FRAGMENTO SELECCIONADO:
----

"Ventana abierta"
De la mano de María
Héctor L. Márquez (Conferencista católico)
REFLEXIÓN PARA EL LUNES DE LA VIGÉSIMA SÉPTIMA SEMANA DEL T.O. (2)
“Porque tuve hambre y no me diste de comer,
tuve sed y no me dieron de beber…”
Hasta ahora la liturgia nos ha estado
ofreciendo como primera lectura para el tiempo ordinario, pasajes del Antiguo
Testamento. A partir de esta 27ma semana, y hasta el final del tiempo ordinario
(semana 34), estaremos contemplando lecturas del Nuevo Testamento, comenzando
con las cartas de Pablo.
Y como para “despertarnos”, Pablo (Gál 1,6-12)
arremete con ira santa contra aquellos falsos pastores que pretenden
predicarnos un evangelio distinto al de Jesucristo, adaptando su mensaje a lo
que su feligresía quiere escuchar: “Pues bien, si alguien os predica un evangelio distinto
del que os hemos predicado –seamos nosotros mismos o un ángel del cielo–, ¡sea
maldito! Lo he dicho y lo repito: Si alguien os anuncia un evangelio
diferente del que recibisteis, ¡sea maldito! Cuando digo esto,
¿busco la aprobación de los hombres o la de Dios? ¿Trato de agradar a los
hombres? Si siguiera todavía agradando a los hombres, no sería siervo de Cristo”.
Y es que como hemos dicho en innumerables
ocasiones, el mensaje de Cristo tiene unas exigencias que muchos prefieren
ignorar, concentrándose en las partes “bonitas”, como si la Cruz no fuera parte
integrante de ese mensaje de salvación. “El que quiera seguirme…”
El Evangelio (Lc 10,25-37), por su parte, nos
presenta la conocida parábola del buen samaritano. Sobre esta parábola se han
escrito “ríos de tinta” (ahora diríamos gigabytes y gigabytes de data). Además de la historia, edificante por demás, que nos
presenta la misma, algunos exégetas ven en la compasión del samaritano una
imagen de la misericordia de Dios, y en el regreso del samaritano al final de
la parábola una especie de prefiguración del retorno de Cristo al final de los
tiempos. Otros ven “claramente” en la parábola un reflejo de la historia de la
salvación, al igual que en las “parábolas del Reino”.
Hoy nos limitaremos a señalar que el relato
está precedido de una discusión sobre el mandamiento más importante: “Amarás al
Señor, tu Dios, con todo tu corazón y con toda tu alma y con todas tus fuerzas
y con todo tu ser. Y al prójimo como a ti mismo” (Mc 12,30-31); mandamiento que
recoge el Shemá que recitan los
judíos (Dt 6,4) y hasta escriben en un pergamino que colocan en la jamba
derecha de las puertas de sus hogares en un receptáculo llamado mezuzah, y el mandato sobre el prójimo contenido en
Lev 19,18. Jesús llevará este último mandamiento un paso más allá, al pedirnos
que amemos a nuestro prójimo, no como a nosotros mismos, sino como Él nos ha
amado (Jn 13,34).

----

EXTRACTOS DEL LISTADO:
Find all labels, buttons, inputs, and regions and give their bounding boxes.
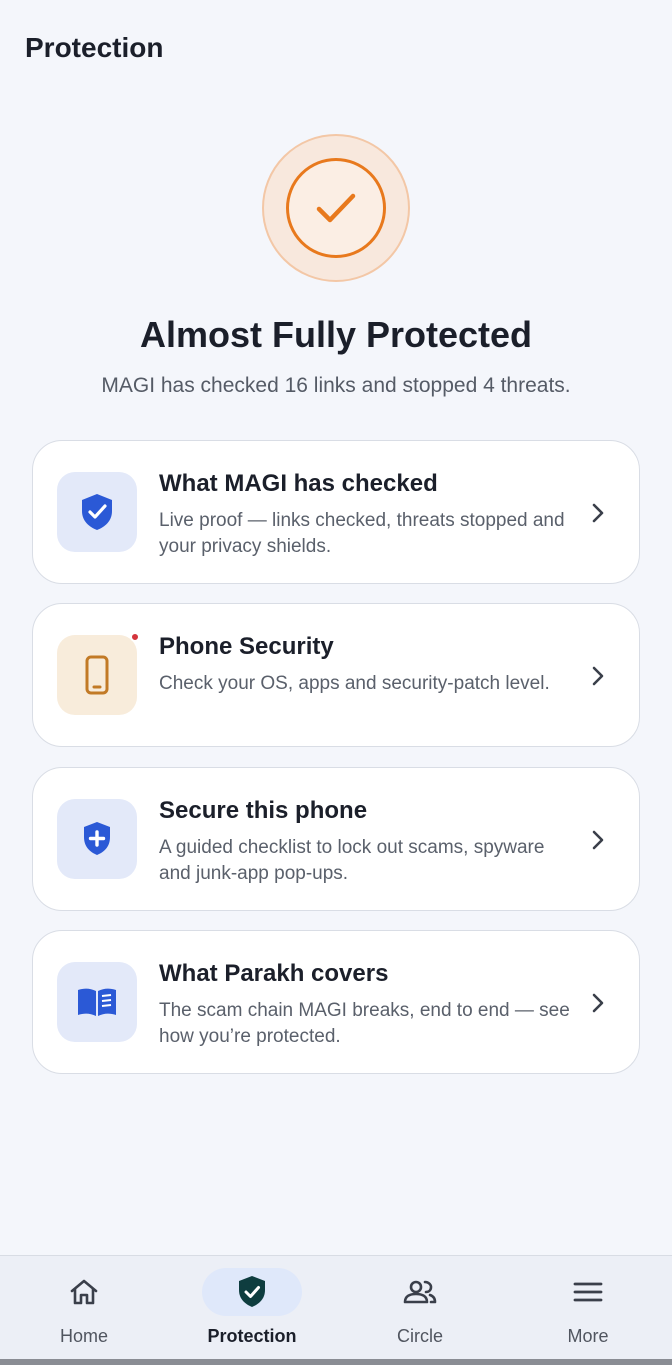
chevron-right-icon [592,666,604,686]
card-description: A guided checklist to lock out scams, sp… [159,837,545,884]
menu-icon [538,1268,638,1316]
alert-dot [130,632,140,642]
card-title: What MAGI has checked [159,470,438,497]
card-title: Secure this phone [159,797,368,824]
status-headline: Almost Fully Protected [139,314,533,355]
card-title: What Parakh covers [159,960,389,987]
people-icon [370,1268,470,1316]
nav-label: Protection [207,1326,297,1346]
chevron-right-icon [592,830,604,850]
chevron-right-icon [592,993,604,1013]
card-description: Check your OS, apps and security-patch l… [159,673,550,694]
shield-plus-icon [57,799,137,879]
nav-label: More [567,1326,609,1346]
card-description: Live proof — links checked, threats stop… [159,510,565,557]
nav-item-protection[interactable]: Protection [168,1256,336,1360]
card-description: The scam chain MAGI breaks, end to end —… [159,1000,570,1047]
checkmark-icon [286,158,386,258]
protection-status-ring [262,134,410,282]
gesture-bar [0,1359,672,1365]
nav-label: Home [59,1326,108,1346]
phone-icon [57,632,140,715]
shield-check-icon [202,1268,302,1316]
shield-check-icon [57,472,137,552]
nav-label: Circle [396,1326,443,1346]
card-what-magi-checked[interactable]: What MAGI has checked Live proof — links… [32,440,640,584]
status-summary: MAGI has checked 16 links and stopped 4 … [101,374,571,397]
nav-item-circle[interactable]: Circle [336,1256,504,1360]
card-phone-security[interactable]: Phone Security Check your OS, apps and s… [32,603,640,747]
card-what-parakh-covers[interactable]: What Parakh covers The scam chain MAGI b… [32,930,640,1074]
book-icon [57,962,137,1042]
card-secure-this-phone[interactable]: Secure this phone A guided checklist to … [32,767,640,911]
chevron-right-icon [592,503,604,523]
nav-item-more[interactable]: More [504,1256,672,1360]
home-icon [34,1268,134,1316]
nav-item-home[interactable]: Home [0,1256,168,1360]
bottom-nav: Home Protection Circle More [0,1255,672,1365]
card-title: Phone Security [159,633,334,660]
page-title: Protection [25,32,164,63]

----

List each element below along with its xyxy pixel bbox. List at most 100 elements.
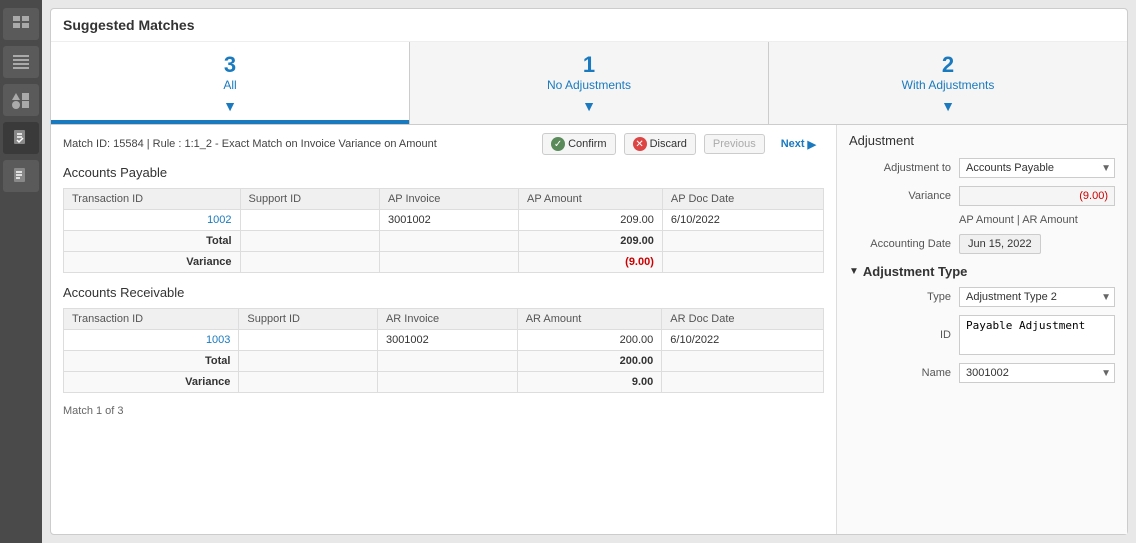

----

TAREAS PROPUESTAS:
1) Según la reflexión, ¿por qué arremete Pablo con ira santa contra ciertos pastores? Responde en una a tres oraciones.
2) En la reflexión, ¿qué nombre recibe el receptáculo que los judíos colocan en la jamba derecha de las puertas de sus hogares?
3) Sigue escribiendo la reflexión sobre la parábola del buen samaritano a partir de su última oración.

RESPUESTAS:
1) Pablo arremete contra ellos porque son falsos pastores que pretenden predicar un evangelio distinto al de Jesucristo. Adaptan su mensaje a lo que su feligresía quiere escuchar.

2) Se llama mezuzah.

3)
Lo cierto es que este relato nos enfrenta al
pecado más común que cometemos a diario y pasamos por alto, lo ignoramos. Me
refiero al pecado de omisión. Cuando rezamos el “Yo pecador”, decimos que “…he pecado mucho de
pensamiento, palabra, obra y omisión”. Cuando pensamos en nuestros pecados, al
hacer un examen de conciencia, pensamos en las actuaciones en que hemos
incurrido que resultan ofensivas a Dios. Robar, matar, fornicar, mentir, etc.,
etc. ¿Pero qué de las veces que habiendo podido ayudar al prójimo que lo
necesitaba nos hacemos de la vista larga? “Estoy muy ocupado… Voy tarde, y si
me detengo… “Voy a ensuciarme la ropa…”
“En el ocaso de nuestra vida seremos juzgados
en el amor”, nos dice San Juan de la Cruz. Y eso no se lo inventó él; ¿acaso el
mismo Jesús no nos dijo: “Porque tuve hambre y me dieron de comer; tuve sed y
me dieron de beber…? (Mt 25,35). En el mismo pasaje del “juicio final” Jesús
encarna el pecado de omisión: “Porque tuve hambre y no me diste de comer, tuve
sed y no me dieron de beber…” En otras palabras, no basta con abstenerse de
cometer “actos” pecaminosos; peca tanto el que roba el pan ajeno, como el que
pudiendo dar de comer al hambriento no lo hace. Es decir, para pecar no es
necesario hacer el mal, basta con no hacer el bien, teniendo la capacidad y los
medios para hacerlo. A veces se trata tan solo de prestar nuestros oídos a un
hermano que necesita desahogarse, y “no tenemos tiempo…”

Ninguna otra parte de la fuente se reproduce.